(The exercise):
Restate the listing below word for word, omitting any images.

(Input data):

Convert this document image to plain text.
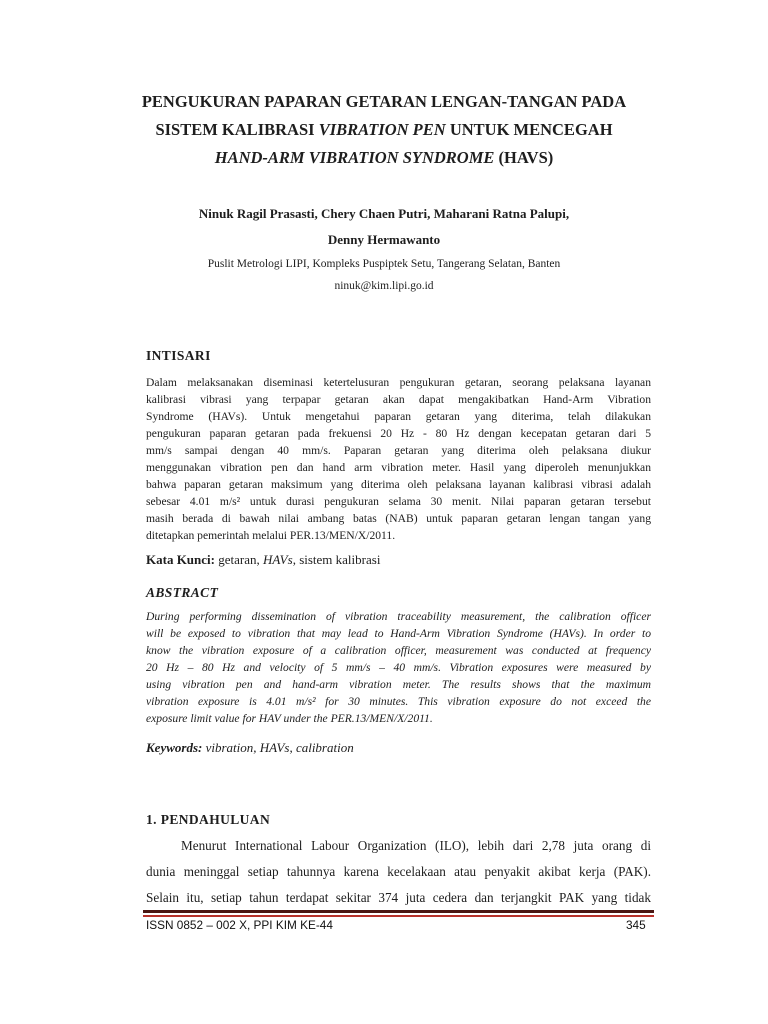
PENGUKURAN PAPARAN GETARAN LENGAN-TANGAN PADA
SISTEM KALIBRASI VIBRATION PEN UNTUK MENCEGAH
HAND-ARM VIBRATION SYNDROME (HAVS)
Ninuk Ragil Prasasti, Chery Chaen Putri, Maharani Ratna Palupi,
Denny Hermawanto
Puslit Metrologi LIPI, Kompleks Puspiptek Setu, Tangerang Selatan, Banten
ninuk@kim.lipi.go.id
INTISARI
Dalam melaksanakan diseminasi ketertelusuran pengukuran getaran, seorang pelaksana layanan
kalibrasi vibrasi yang terpapar getaran akan dapat mengakibatkan Hand-Arm Vibration
Syndrome (HAVs). Untuk mengetahui paparan getaran yang diterima, telah dilakukan
pengukuran paparan getaran pada frekuensi 20 Hz - 80 Hz dengan kecepatan getaran dari 5
mm/s sampai dengan 40 mm/s. Paparan getaran yang diterima oleh pelaksana diukur
menggunakan vibration pen dan hand arm vibration meter. Hasil yang diperoleh menunjukkan
bahwa paparan getaran maksimum yang diterima oleh pelaksana layanan kalibrasi vibrasi adalah
sebesar 4.01 m/s² untuk durasi pengukuran selama 30 menit. Nilai paparan getaran tersebut
masih berada di bawah nilai ambang batas (NAB) untuk paparan getaran lengan tangan yang
ditetapkan pemerintah melalui PER.13/MEN/X/2011.
Kata Kunci: getaran, HAVs, sistem kalibrasi
ABSTRACT
During performing dissemination of vibration traceability measurement, the calibration officer
will be exposed to vibration that may lead to Hand-Arm Vibration Syndrome (HAVs). In order to
know the vibration exposure of a calibration officer, measurement was conducted at frequency
20 Hz – 80 Hz and velocity of 5 mm/s – 40 mm/s. Vibration exposures were measured by
using vibration pen and hand-arm vibration meter. The results shows that the maximum
vibration exposure is 4.01 m/s² for 30 minutes. This vibration exposure do not exceed the
exposure limit value for HAV under the PER.13/MEN/X/2011.
Keywords: vibration, HAVs, calibration
1. PENDAHULUAN
Menurut International Labour Organization (ILO), lebih dari 2,78 juta orang di
dunia meninggal setiap tahunnya karena kecelakaan atau penyakit akibat kerja (PAK).
Selain itu, setiap tahun terdapat sekitar 374 juta cedera dan terjangkit PAK yang tidak
ISSN 0852 – 002 X, PPI KIM KE-44	345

(Written response):
Convert this document image to plain text.
PENGUKURAN PAPARAN GETARAN LENGAN-TANGAN PADA
SISTEM KALIBRASI VIBRATION PEN UNTUK MENCEGAH
HAND-ARM VIBRATION SYNDROME (HAVS)
Ninuk Ragil Prasasti, Chery Chaen Putri, Maharani Ratna Palupi,
Denny Hermawanto
Puslit Metrologi LIPI, Kompleks Puspiptek Setu, Tangerang Selatan, Banten
ninuk@kim.lipi.go.id
INTISARI
Dalam melaksanakan diseminasi ketertelusuran pengukuran getaran, seorang pelaksana layanan
kalibrasi vibrasi yang terpapar getaran akan dapat mengakibatkan Hand-Arm Vibration
Syndrome (HAVs). Untuk mengetahui paparan getaran yang diterima, telah dilakukan
pengukuran paparan getaran pada frekuensi 20 Hz - 80 Hz dengan kecepatan getaran dari 5
mm/s sampai dengan 40 mm/s. Paparan getaran yang diterima oleh pelaksana diukur
menggunakan vibration pen dan hand arm vibration meter. Hasil yang diperoleh menunjukkan
bahwa paparan getaran maksimum yang diterima oleh pelaksana layanan kalibrasi vibrasi adalah
sebesar 4.01 m/s² untuk durasi pengukuran selama 30 menit. Nilai paparan getaran tersebut
masih berada di bawah nilai ambang batas (NAB) untuk paparan getaran lengan tangan yang
ditetapkan pemerintah melalui PER.13/MEN/X/2011.
Kata Kunci: getaran, HAVs, sistem kalibrasi
ABSTRACT
During performing dissemination of vibration traceability measurement, the calibration officer
will be exposed to vibration that may lead to Hand-Arm Vibration Syndrome (HAVs). In order to
know the vibration exposure of a calibration officer, measurement was conducted at frequency
20 Hz – 80 Hz and velocity of 5 mm/s – 40 mm/s. Vibration exposures were measured by
using vibration pen and hand-arm vibration meter. The results shows that the maximum
vibration exposure is 4.01 m/s² for 30 minutes. This vibration exposure do not exceed the
exposure limit value for HAV under the PER.13/MEN/X/2011.
Keywords: vibration, HAVs, calibration
1. PENDAHULUAN
Menurut International Labour Organization (ILO), lebih dari 2,78 juta orang di
dunia meninggal setiap tahunnya karena kecelakaan atau penyakit akibat kerja (PAK).
Selain itu, setiap tahun terdapat sekitar 374 juta cedera dan terjangkit PAK yang tidak
ISSN 0852 – 002 X, PPI KIM KE-44	345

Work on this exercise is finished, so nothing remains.